+++ Entries
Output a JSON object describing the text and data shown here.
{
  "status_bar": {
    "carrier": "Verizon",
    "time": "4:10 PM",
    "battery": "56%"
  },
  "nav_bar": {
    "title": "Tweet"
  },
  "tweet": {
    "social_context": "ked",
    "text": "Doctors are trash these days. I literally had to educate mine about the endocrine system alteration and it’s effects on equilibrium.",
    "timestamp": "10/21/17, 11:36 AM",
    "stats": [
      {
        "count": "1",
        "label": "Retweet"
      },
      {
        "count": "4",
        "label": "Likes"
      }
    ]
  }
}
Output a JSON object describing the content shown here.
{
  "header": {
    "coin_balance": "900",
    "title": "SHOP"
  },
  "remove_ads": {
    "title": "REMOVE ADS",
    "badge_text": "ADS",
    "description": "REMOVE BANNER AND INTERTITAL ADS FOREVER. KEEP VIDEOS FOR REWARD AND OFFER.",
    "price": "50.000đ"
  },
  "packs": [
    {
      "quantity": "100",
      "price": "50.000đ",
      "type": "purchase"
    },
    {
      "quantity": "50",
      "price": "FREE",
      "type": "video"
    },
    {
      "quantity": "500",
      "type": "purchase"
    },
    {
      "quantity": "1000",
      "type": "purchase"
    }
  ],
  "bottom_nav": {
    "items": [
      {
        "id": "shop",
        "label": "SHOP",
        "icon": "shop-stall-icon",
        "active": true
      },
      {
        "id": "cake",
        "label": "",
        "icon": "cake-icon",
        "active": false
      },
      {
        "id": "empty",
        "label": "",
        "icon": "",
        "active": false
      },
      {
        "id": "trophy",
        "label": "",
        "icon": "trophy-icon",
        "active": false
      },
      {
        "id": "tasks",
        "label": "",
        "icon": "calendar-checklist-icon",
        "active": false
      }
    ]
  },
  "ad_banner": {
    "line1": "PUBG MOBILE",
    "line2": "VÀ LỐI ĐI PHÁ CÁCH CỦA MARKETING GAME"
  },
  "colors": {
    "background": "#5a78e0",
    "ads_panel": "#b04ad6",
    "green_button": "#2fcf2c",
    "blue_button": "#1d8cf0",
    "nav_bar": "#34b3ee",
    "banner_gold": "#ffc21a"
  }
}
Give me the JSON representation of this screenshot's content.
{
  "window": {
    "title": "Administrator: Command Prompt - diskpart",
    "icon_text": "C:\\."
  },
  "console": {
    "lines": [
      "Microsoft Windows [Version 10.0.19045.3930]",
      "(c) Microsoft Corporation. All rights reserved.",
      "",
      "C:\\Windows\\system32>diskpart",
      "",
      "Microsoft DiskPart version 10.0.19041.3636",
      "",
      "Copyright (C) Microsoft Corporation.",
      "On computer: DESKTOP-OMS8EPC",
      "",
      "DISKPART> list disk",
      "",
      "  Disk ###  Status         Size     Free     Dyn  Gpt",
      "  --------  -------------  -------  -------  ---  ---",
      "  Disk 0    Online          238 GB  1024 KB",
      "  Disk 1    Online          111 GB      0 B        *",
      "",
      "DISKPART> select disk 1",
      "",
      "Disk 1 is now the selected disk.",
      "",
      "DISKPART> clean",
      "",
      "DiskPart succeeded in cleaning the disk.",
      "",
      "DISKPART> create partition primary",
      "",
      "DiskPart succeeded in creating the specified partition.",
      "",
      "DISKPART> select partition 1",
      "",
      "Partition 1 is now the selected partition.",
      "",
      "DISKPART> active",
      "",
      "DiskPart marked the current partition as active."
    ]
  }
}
++++++
- _Aim_
Each record above should be restated word for word.

- _Completed task_
Output a JSON object describing the text and data shown here.
{
  "status_bar": {
    "carrier": "Verizon",
    "time": "4:10 PM",
    "battery": "56%"
  },
  "nav_bar": {
    "title": "Tweet"
  },
  "tweet": {
    "social_context": "ked",
    "text": "Doctors are trash these days. I literally had to educate mine about the endocrine system alteration and it’s effects on equilibrium.",
    "timestamp": "10/21/17, 11:36 AM",
    "stats": [
      {
        "count": "1",
        "label": "Retweet"
      },
      {
        "count": "4",
        "label": "Likes"
      }
    ]
  }
}
Output a JSON object describing the content shown here.
{
  "header": {
    "coin_balance": "900",
    "title": "SHOP"
  },
  "remove_ads": {
    "title": "REMOVE ADS",
    "badge_text": "ADS",
    "description": "REMOVE BANNER AND INTERTITAL ADS FOREVER. KEEP VIDEOS FOR REWARD AND OFFER.",
    "price": "50.000đ"
  },
  "packs": [
    {
      "quantity": "100",
      "price": "50.000đ",
      "type": "purchase"
    },
    {
      "quantity": "50",
      "price": "FREE",
      "type": "video"
    },
    {
      "quantity": "500",
      "type": "purchase"
    },
    {
      "quantity": "1000",
      "type": "purchase"
    }
  ],
  "bottom_nav": {
    "items": [
      {
        "id": "shop",
        "label": "SHOP",
        "icon": "shop-stall-icon",
        "active": true
      },
      {
        "id": "cake",
        "label": "",
        "icon": "cake-icon",
        "active": false
      },
      {
        "id": "empty",
        "label": "",
        "icon": "",
        "active": false
      },
      {
        "id": "trophy",
        "label": "",
        "icon": "trophy-icon",
        "active": false
      },
      {
        "id": "tasks",
        "label": "",
        "icon": "calendar-checklist-icon",
        "active": false
      }
    ]
  },
  "ad_banner": {
    "line1": "PUBG MOBILE",
    "line2": "VÀ LỐI ĐI PHÁ CÁCH CỦA MARKETING GAME"
  },
  "colors": {
    "background": "#5a78e0",
    "ads_panel": "#b04ad6",
    "green_button": "#2fcf2c",
    "blue_button": "#1d8cf0",
    "nav_bar": "#34b3ee",
    "banner_gold": "#ffc21a"
  }
}
Give me the JSON representation of this screenshot's content.
{
  "window": {
    "title": "Administrator: Command Prompt - diskpart",
    "icon_text": "C:\\."
  },
  "console": {
    "lines": [
      "Microsoft Windows [Version 10.0.19045.3930]",
      "(c) Microsoft Corporation. All rights reserved.",
      "",
      "C:\\Windows\\system32>diskpart",
      "",
      "Microsoft DiskPart version 10.0.19041.3636",
      "",
      "Copyright (C) Microsoft Corporation.",
      "On computer: DESKTOP-OMS8EPC",
      "",
      "DISKPART> list disk",
      "",
      "  Disk ###  Status         Size     Free     Dyn  Gpt",
      "  --------  -------------  -------  -------  ---  ---",
      "  Disk 0    Online          238 GB  1024 KB",
      "  Disk 1    Online          111 GB      0 B        *",
      "",
      "DISKPART> select disk 1",
      "",
      "Disk 1 is now the selected disk.",
      "",
      "DISKPART> clean",
      "",
      "DiskPart succeeded in cleaning the disk.",
      "",
      "DISKPART> create partition primary",
      "",
      "DiskPart succeeded in creating the specified partition.",
      "",
      "DISKPART> select partition 1",
      "",
      "Partition 1 is now the selected partition.",
      "",
      "DISKPART> active",
      "",
      "DiskPart marked the current partition as active."
    ]
  }
}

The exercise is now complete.